[Excerpts from a figure dataset]
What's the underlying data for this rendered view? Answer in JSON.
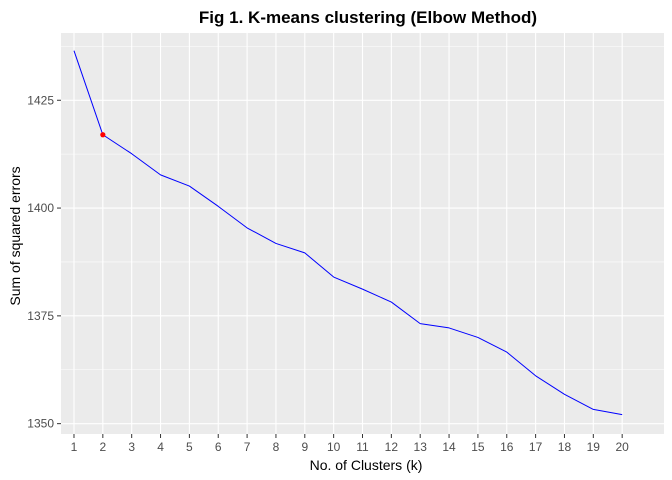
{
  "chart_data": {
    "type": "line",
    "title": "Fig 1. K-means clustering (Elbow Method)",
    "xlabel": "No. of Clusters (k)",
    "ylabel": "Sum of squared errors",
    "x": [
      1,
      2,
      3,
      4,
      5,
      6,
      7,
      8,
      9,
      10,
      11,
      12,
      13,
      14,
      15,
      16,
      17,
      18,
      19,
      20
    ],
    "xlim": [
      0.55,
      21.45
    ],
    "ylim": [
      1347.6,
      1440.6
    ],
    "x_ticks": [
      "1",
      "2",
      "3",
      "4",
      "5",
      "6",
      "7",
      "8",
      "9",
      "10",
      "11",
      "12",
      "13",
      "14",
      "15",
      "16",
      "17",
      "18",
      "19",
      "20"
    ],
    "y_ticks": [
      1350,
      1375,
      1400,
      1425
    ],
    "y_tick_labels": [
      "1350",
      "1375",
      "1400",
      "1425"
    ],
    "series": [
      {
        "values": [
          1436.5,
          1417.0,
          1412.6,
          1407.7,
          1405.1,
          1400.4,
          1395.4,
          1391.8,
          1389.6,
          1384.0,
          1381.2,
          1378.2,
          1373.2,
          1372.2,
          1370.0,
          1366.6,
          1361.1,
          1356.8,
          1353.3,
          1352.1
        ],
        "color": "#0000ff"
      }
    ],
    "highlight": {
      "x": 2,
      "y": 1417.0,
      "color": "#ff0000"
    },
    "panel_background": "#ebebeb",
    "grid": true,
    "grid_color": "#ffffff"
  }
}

--

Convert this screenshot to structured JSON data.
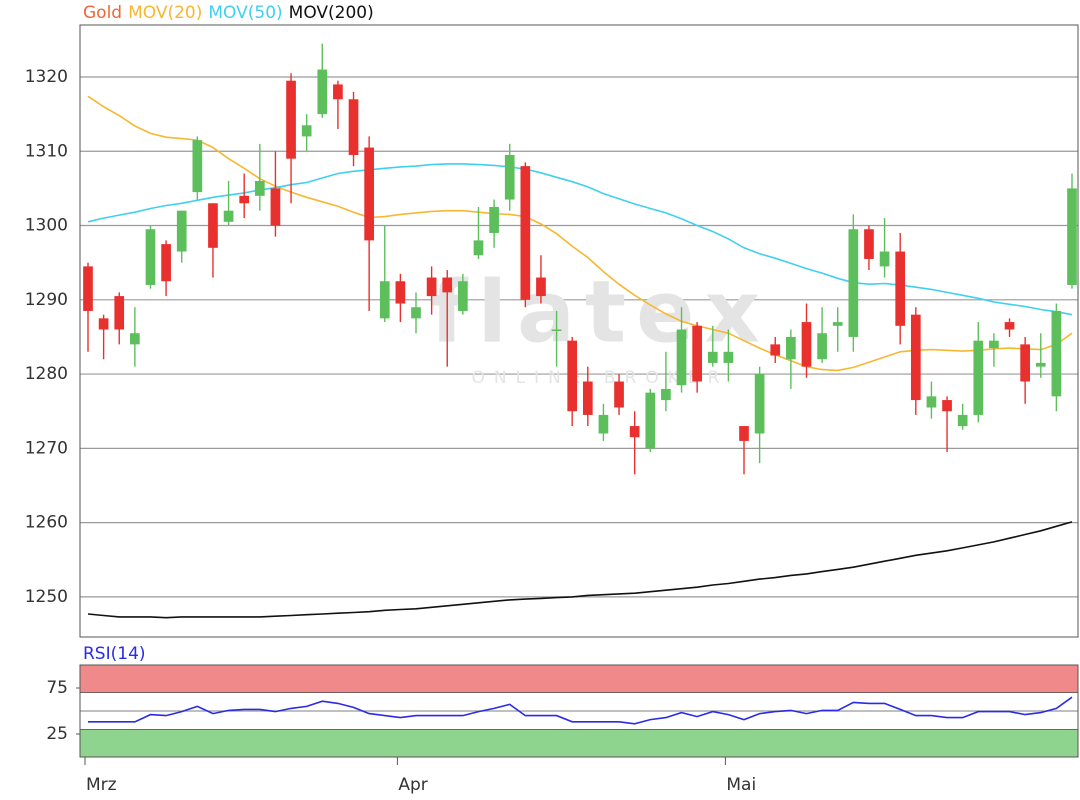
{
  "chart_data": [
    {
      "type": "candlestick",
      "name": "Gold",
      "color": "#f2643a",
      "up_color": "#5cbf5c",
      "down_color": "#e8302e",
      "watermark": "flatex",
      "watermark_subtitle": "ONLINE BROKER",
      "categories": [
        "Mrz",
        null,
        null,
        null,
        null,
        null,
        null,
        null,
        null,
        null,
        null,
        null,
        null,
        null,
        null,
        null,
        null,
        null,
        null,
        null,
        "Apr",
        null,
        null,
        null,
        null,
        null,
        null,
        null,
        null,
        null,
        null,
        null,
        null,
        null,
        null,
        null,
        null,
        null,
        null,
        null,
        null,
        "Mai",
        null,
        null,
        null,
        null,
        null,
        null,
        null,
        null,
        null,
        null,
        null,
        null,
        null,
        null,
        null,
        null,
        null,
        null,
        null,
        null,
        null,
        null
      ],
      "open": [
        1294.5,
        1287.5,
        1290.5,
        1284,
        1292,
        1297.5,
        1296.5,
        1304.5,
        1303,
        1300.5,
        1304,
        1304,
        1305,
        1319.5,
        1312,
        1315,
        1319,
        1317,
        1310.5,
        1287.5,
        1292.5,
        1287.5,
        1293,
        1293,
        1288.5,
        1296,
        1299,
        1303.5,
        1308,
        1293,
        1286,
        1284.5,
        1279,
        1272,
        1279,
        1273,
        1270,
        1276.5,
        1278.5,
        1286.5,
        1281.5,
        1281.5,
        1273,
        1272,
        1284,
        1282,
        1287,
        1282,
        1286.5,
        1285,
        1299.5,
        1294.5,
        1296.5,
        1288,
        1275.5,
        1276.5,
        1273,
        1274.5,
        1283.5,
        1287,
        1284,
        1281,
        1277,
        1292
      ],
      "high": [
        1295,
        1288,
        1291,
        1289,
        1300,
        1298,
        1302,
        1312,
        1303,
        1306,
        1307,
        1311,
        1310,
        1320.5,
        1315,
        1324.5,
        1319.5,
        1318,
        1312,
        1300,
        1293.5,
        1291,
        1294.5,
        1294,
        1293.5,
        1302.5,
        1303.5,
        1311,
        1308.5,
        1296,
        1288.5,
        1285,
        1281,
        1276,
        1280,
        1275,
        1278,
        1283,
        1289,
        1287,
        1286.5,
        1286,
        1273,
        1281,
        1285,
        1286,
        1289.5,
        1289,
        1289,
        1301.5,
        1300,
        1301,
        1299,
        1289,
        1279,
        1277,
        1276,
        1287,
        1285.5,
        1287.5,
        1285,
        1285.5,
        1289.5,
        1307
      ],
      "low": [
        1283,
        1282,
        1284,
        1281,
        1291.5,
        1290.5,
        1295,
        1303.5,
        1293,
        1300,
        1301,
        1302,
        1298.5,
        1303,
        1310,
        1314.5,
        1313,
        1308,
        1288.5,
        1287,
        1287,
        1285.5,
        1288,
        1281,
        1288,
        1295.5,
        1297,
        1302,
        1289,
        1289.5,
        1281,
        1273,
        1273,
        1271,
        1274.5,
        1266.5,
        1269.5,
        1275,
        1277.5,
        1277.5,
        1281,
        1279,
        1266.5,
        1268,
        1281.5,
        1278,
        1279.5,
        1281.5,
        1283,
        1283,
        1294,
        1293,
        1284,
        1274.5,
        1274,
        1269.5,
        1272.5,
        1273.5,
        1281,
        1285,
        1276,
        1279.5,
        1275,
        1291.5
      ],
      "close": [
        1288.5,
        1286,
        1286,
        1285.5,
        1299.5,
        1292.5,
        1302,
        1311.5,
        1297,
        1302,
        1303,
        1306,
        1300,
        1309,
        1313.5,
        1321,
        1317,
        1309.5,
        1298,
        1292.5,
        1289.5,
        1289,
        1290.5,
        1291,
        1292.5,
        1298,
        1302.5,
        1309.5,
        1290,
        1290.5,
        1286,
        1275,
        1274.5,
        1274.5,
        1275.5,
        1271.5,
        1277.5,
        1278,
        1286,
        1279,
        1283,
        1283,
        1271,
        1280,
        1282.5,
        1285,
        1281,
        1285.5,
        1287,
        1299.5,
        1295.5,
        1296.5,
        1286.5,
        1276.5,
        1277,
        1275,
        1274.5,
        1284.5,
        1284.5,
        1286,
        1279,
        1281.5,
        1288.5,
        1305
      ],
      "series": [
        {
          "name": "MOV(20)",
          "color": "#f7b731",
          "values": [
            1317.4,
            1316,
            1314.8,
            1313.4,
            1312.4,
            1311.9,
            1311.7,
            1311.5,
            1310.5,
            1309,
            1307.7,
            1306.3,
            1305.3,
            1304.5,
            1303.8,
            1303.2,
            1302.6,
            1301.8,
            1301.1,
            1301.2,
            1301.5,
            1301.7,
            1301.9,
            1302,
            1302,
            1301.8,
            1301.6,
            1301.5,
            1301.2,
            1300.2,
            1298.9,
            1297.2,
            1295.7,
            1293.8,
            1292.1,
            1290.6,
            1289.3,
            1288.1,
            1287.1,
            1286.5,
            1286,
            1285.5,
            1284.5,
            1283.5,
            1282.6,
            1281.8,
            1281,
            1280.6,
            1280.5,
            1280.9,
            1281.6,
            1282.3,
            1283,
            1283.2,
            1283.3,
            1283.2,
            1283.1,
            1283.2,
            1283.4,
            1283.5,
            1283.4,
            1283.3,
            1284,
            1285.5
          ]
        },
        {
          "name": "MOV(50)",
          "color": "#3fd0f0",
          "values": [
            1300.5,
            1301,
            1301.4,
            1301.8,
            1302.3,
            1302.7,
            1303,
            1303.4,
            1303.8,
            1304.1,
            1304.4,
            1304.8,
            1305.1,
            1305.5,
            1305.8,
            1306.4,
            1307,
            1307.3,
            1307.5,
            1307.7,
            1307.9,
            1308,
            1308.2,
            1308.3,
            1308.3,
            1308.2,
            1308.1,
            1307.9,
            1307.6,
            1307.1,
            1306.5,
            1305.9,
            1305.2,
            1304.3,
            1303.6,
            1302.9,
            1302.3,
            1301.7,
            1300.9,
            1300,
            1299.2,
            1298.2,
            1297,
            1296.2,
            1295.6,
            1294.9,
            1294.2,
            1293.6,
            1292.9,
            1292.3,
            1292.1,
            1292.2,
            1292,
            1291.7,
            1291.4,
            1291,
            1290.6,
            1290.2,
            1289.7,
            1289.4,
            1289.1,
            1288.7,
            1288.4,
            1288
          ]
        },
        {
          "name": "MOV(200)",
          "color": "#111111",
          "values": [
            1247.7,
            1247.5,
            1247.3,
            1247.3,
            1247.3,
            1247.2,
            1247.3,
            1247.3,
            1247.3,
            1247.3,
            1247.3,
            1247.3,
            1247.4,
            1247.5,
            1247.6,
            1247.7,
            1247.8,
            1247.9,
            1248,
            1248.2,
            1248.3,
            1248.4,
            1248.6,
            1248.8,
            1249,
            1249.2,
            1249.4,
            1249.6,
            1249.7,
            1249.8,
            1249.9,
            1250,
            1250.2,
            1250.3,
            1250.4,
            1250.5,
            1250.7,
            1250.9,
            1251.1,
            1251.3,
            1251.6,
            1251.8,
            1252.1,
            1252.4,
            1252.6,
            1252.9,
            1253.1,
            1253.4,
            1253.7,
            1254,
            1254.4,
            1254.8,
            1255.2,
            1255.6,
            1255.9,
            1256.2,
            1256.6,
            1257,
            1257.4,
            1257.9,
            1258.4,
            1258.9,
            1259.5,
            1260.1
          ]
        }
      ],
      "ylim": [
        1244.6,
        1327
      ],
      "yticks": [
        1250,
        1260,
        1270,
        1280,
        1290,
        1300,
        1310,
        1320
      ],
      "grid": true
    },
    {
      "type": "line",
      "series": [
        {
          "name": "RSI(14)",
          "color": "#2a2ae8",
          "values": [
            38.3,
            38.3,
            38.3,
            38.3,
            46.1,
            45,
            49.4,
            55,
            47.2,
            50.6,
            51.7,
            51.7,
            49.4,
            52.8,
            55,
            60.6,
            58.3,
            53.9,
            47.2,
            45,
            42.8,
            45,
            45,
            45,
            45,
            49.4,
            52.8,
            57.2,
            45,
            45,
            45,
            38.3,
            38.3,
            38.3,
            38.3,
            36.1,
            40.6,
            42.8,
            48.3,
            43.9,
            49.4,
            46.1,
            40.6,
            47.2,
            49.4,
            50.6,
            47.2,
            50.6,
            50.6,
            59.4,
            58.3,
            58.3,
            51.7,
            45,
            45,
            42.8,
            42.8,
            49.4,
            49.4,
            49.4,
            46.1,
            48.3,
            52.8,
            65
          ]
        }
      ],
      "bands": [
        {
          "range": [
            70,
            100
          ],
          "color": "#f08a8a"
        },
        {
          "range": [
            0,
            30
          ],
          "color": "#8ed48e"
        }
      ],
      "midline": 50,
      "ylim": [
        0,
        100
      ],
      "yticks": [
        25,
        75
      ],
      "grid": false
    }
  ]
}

Stated exercise:
Check each line of the listing above for the string "type", then report only how many lines have it.

Reply:
3